Excerpt from a dataset:
/---
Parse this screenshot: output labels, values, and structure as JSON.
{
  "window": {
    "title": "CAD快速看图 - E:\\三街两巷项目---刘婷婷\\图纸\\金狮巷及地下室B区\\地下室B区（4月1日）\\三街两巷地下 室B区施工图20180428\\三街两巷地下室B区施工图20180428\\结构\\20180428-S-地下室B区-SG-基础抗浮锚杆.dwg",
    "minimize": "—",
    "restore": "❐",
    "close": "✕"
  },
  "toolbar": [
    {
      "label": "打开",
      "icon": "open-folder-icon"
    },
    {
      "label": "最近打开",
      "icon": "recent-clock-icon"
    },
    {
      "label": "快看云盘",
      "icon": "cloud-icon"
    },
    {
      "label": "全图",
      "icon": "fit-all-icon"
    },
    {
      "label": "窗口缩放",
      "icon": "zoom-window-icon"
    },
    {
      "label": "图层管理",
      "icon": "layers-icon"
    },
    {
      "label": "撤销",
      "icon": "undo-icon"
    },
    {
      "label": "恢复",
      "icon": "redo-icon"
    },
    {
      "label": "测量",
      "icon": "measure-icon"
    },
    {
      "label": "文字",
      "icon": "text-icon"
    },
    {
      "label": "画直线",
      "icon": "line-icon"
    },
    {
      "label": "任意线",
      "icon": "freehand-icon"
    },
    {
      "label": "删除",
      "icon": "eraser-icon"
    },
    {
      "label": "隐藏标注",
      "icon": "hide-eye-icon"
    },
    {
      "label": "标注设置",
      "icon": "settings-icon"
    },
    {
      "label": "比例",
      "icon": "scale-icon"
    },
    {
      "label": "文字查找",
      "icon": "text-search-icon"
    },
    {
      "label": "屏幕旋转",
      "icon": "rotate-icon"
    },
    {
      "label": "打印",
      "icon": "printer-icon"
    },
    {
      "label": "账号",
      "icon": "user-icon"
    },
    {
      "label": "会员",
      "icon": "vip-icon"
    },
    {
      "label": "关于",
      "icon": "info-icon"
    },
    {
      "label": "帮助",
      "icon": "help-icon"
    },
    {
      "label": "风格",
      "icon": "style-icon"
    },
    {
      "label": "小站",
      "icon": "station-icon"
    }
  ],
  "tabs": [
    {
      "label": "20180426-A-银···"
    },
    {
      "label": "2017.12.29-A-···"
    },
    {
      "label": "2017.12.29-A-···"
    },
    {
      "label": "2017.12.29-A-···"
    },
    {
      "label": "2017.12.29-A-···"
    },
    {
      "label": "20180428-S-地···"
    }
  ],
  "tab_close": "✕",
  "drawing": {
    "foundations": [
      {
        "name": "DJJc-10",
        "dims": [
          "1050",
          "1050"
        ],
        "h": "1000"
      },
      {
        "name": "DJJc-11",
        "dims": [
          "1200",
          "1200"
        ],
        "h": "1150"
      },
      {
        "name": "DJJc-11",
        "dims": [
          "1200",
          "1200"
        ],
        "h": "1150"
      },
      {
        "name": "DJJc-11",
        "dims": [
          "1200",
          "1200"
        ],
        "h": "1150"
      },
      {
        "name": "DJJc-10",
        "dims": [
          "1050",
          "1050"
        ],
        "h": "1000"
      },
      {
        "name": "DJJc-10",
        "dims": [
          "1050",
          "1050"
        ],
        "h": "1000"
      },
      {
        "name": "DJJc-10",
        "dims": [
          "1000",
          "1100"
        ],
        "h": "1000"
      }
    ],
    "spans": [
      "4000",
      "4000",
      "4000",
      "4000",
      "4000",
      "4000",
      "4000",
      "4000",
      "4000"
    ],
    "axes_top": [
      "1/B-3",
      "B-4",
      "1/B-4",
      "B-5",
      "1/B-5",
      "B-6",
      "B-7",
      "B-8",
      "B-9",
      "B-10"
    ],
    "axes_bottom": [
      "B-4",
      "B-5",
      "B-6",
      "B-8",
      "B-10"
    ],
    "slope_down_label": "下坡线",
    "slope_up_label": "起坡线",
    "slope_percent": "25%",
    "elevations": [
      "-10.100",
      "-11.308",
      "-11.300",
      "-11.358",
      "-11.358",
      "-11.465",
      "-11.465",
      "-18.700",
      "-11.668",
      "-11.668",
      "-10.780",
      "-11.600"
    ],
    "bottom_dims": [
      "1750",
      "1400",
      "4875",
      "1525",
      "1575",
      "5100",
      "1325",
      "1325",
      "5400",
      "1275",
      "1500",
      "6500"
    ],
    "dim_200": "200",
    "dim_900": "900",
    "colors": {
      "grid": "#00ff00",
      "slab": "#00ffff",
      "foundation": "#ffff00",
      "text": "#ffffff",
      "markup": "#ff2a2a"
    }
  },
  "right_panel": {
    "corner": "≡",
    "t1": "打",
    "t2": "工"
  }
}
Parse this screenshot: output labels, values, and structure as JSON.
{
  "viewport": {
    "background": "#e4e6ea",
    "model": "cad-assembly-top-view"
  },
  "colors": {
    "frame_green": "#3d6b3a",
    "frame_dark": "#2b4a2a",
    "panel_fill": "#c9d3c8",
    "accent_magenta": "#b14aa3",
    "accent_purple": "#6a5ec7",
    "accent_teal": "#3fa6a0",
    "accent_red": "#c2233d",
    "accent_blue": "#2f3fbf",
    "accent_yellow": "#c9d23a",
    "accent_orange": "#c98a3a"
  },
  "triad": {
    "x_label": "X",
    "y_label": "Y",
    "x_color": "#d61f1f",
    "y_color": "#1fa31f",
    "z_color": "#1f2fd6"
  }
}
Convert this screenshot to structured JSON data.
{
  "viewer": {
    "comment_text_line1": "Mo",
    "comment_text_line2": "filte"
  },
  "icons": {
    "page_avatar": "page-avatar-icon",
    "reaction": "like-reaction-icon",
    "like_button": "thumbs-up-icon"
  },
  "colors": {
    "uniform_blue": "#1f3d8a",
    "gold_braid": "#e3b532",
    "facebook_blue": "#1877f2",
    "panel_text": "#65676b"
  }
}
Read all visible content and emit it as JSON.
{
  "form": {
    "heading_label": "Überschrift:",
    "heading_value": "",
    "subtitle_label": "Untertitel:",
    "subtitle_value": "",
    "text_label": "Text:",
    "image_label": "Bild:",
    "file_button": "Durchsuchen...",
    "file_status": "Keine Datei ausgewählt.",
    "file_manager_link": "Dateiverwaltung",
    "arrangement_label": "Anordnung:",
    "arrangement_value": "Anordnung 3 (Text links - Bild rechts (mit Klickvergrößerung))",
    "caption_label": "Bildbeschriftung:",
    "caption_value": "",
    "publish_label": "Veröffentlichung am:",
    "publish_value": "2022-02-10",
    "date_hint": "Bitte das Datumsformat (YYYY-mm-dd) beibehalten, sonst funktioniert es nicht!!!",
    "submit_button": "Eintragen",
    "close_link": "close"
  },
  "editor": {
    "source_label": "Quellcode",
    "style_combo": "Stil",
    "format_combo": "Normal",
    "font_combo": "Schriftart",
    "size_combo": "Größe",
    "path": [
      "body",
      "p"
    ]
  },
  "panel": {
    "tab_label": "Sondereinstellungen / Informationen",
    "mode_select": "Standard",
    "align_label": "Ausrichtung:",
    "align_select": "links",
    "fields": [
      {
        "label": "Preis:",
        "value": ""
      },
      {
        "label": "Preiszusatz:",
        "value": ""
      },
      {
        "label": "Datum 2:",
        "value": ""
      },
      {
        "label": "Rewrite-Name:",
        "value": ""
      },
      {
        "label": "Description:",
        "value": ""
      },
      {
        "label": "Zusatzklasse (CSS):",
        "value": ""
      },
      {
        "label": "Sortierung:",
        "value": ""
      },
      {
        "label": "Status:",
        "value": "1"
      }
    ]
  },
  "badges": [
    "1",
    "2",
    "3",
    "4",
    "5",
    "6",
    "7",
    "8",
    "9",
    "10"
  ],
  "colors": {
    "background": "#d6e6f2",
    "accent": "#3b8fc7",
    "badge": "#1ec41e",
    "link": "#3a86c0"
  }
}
\---
### [WORK REQUIRED]
Return each line that includes "links".

### [RESPONSE]
    "arrangement_value": "Anordnung 3 (Text links - Bild rechts (mit Klickvergrößerung))",
    "align_select": "links",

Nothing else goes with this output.